Stored data entries
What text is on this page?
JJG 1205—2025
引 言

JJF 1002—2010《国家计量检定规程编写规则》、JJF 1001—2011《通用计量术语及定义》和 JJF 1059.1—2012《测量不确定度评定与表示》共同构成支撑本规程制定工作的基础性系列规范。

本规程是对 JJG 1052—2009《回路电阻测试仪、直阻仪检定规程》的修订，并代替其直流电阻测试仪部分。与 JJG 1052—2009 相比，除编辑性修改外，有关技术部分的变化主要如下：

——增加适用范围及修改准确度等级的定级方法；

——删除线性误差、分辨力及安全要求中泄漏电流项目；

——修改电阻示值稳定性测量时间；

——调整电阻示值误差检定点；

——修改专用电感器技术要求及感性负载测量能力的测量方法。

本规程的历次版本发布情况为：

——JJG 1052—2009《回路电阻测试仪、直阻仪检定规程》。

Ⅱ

● What you need to do
Retype every entry word for word.

● Complete response
What text is on this page?
JJG 1205—2025
引 言

JJF 1002—2010《国家计量检定规程编写规则》、JJF 1001—2011《通用计量术语及定义》和 JJF 1059.1—2012《测量不确定度评定与表示》共同构成支撑本规程制定工作的基础性系列规范。

本规程是对 JJG 1052—2009《回路电阻测试仪、直阻仪检定规程》的修订，并代替其直流电阻测试仪部分。与 JJG 1052—2009 相比，除编辑性修改外，有关技术部分的变化主要如下：

——增加适用范围及修改准确度等级的定级方法；

——删除线性误差、分辨力及安全要求中泄漏电流项目；

——修改电阻示值稳定性测量时间；

——调整电阻示值误差检定点；

——修改专用电感器技术要求及感性负载测量能力的测量方法。

本规程的历次版本发布情况为：

——JJG 1052—2009《回路电阻测试仪、直阻仪检定规程》。

Ⅱ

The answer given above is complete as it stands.